+++ DATA SECTION +++

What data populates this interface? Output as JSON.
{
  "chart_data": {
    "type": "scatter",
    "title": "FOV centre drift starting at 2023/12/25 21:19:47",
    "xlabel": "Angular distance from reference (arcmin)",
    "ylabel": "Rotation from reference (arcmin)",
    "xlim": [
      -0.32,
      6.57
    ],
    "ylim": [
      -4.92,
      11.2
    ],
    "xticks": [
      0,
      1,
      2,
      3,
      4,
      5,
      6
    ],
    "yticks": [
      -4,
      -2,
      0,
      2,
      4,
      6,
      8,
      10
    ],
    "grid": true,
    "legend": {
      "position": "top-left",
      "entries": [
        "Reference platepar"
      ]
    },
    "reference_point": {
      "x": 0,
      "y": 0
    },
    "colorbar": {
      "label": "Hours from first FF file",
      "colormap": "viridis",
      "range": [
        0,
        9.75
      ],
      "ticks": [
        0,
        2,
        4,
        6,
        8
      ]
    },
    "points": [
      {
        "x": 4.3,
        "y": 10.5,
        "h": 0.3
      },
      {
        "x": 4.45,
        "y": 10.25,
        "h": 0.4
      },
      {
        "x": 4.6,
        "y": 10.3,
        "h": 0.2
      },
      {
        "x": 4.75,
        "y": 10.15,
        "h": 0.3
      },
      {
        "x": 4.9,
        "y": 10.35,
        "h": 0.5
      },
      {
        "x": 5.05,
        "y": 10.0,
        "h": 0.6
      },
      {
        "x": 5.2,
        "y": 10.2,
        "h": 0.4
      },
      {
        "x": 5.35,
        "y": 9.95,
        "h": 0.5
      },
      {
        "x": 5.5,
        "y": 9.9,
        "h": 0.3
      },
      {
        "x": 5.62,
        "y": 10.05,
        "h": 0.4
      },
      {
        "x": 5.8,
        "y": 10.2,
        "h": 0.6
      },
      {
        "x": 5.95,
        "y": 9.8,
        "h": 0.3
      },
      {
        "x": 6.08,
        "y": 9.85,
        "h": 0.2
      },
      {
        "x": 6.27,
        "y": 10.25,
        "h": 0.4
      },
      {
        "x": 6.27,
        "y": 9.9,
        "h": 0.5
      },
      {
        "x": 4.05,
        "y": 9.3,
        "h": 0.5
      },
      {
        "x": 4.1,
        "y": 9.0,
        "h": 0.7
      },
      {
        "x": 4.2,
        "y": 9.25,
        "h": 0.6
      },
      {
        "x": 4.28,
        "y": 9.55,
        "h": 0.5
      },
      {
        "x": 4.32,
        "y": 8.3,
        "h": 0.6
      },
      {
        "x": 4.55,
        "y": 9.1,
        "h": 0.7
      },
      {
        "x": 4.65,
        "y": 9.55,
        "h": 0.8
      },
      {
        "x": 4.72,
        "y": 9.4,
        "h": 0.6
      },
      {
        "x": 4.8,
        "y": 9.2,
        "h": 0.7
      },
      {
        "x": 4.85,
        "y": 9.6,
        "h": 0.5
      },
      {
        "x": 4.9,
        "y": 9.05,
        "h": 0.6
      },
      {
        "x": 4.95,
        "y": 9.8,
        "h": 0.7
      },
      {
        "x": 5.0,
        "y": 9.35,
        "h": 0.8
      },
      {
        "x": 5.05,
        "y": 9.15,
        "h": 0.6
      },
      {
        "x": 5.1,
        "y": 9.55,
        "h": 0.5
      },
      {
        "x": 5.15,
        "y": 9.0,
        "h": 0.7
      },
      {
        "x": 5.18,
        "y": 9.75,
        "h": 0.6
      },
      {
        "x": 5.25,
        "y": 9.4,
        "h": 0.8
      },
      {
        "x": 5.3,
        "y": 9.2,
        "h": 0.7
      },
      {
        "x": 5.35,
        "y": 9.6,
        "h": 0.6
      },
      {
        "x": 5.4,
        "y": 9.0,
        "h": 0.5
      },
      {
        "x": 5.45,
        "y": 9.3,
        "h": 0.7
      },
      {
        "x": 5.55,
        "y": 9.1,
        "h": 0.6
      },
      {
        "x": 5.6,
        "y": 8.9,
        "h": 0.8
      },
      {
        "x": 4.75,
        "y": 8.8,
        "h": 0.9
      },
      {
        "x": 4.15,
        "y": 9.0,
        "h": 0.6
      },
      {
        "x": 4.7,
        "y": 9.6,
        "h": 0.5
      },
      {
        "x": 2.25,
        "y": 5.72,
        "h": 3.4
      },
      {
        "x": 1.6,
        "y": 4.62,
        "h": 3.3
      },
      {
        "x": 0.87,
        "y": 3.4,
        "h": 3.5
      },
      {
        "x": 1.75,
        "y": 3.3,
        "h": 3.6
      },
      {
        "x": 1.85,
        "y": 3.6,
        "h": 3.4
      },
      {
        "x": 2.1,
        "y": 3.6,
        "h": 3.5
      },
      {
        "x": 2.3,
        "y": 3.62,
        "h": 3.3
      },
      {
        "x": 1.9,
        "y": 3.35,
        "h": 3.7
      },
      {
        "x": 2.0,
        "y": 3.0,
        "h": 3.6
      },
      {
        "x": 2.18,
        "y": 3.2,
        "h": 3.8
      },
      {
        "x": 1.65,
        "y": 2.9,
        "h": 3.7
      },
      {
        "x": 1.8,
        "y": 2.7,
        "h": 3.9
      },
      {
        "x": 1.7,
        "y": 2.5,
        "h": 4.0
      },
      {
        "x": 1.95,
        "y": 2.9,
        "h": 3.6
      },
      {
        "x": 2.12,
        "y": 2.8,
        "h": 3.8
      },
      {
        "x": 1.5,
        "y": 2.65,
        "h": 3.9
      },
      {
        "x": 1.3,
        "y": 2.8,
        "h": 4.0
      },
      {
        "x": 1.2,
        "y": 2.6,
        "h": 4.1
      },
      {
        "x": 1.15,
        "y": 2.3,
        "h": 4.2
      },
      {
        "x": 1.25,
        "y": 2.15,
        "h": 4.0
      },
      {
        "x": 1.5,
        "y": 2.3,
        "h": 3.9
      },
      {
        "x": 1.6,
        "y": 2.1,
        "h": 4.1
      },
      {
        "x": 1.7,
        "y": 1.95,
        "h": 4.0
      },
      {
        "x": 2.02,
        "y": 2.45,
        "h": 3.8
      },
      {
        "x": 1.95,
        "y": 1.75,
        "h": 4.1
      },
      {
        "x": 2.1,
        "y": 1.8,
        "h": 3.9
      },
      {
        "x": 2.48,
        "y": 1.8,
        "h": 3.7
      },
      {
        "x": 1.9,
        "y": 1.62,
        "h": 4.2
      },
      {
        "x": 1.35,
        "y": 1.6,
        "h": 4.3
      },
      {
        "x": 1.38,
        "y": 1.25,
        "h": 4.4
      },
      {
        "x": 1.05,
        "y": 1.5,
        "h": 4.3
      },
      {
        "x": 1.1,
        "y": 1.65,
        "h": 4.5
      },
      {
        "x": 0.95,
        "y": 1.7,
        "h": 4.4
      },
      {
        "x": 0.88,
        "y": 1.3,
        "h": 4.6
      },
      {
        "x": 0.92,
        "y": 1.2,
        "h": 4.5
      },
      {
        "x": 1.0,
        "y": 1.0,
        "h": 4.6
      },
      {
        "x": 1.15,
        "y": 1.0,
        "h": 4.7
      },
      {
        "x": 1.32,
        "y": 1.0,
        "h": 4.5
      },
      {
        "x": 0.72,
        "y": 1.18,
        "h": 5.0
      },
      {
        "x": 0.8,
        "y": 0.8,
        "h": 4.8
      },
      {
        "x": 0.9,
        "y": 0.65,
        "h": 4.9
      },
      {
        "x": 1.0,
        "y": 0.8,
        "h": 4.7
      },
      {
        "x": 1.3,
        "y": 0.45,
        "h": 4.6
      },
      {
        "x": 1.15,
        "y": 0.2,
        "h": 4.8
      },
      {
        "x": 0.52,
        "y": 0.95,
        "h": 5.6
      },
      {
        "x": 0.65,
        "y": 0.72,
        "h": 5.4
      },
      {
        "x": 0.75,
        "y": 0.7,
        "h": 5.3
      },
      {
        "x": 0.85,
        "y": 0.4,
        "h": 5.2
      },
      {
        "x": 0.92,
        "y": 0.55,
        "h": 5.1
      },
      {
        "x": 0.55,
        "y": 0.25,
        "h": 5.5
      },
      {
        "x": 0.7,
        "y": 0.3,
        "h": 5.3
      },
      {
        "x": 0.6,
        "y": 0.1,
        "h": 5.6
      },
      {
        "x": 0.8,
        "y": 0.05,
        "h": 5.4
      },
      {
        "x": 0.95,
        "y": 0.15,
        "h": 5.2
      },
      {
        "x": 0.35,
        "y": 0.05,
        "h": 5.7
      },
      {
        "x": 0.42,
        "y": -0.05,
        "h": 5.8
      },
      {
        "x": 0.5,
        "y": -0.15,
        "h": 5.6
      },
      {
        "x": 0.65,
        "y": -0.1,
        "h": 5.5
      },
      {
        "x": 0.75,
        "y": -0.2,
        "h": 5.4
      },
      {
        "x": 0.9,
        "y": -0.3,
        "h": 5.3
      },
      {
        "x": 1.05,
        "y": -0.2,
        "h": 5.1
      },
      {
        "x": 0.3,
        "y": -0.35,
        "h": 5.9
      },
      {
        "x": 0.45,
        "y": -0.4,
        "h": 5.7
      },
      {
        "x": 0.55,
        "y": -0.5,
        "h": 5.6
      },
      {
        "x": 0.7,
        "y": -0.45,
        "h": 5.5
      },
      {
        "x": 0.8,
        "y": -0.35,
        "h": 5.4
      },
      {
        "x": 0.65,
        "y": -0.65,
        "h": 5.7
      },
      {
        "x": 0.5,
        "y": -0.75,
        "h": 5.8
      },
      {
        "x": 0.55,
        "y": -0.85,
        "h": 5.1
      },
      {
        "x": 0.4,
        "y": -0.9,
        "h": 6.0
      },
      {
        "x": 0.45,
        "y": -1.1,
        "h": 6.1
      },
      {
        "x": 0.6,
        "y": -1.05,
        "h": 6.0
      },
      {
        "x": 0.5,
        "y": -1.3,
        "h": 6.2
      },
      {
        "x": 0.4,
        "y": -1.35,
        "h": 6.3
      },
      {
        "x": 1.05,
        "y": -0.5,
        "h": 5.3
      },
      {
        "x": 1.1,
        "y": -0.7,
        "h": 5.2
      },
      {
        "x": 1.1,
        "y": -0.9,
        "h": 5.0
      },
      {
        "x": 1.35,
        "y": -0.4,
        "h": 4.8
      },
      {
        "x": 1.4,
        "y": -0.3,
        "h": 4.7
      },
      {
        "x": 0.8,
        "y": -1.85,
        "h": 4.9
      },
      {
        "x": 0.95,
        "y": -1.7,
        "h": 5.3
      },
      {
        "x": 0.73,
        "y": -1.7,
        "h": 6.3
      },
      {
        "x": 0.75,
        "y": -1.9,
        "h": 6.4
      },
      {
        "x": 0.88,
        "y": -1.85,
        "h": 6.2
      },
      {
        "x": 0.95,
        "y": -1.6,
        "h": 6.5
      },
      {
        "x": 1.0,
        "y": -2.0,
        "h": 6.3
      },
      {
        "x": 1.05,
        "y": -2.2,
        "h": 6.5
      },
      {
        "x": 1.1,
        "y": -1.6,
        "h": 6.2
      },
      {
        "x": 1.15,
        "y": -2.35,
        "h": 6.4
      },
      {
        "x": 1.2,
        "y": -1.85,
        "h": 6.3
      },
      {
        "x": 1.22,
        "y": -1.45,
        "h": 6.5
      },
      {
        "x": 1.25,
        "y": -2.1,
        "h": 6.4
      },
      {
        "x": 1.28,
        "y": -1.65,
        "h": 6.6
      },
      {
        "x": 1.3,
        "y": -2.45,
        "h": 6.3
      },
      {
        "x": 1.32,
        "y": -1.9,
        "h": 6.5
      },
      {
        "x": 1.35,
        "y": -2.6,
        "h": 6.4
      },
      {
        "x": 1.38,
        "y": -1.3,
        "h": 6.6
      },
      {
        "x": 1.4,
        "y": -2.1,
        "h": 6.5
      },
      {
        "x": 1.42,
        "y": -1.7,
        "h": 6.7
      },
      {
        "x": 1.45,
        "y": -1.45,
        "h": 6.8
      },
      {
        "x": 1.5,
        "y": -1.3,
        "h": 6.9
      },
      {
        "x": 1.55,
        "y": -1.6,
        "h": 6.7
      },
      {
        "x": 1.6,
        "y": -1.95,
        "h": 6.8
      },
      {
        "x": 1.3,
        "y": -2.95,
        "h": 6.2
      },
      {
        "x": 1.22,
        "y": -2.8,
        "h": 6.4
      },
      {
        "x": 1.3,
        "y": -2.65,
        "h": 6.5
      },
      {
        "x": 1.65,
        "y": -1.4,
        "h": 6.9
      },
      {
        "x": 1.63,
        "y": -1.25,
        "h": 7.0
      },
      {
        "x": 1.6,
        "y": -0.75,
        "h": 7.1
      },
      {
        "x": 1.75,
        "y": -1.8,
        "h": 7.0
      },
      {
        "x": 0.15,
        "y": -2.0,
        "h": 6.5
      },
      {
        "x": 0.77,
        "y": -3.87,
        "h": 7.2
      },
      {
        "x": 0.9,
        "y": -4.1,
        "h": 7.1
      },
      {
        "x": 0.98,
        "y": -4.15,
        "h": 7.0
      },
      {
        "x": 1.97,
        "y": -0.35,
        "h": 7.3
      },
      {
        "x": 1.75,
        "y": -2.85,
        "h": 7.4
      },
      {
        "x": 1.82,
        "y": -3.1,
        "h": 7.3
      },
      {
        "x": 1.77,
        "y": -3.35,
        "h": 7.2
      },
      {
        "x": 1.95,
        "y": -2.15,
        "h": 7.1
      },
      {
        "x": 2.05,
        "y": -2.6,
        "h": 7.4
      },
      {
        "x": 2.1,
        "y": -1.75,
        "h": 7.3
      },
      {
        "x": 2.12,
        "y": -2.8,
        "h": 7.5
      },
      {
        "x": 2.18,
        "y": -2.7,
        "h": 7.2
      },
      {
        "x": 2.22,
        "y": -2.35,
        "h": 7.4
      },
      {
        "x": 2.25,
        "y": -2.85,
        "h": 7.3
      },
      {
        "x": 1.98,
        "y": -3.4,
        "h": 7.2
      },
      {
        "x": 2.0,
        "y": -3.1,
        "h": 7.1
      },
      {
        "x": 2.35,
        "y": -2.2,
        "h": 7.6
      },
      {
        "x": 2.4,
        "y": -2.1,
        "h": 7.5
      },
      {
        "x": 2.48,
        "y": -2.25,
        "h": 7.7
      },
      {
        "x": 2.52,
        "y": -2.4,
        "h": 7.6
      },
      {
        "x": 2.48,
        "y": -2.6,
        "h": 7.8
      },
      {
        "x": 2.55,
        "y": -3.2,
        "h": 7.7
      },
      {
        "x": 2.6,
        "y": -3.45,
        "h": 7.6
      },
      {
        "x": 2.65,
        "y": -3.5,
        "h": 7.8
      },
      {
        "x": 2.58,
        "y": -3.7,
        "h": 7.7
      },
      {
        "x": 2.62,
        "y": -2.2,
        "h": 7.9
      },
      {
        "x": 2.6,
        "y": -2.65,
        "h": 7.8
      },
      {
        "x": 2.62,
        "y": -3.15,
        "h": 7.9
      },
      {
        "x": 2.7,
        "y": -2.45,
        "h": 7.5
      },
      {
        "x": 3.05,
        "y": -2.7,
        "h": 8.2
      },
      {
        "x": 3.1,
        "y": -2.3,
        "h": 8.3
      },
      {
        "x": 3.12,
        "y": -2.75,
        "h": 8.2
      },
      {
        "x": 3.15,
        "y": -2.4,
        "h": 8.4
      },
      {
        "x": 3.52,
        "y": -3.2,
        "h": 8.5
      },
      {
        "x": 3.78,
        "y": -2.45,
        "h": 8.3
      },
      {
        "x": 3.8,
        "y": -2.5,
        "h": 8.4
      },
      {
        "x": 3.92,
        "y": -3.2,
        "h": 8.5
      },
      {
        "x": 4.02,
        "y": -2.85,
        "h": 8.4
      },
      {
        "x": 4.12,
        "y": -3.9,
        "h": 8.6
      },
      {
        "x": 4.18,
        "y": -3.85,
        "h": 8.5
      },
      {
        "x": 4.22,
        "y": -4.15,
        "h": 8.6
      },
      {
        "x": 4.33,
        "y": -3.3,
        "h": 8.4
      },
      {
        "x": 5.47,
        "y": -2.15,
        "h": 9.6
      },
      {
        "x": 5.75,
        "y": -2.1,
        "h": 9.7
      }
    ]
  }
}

+++

PROBLEM: Pull out every line containing "arcmin".

TASK RESPONSE:
    "xlabel": "Angular distance from reference (arcmin)",
    "ylabel": "Rotation from reference (arcmin)",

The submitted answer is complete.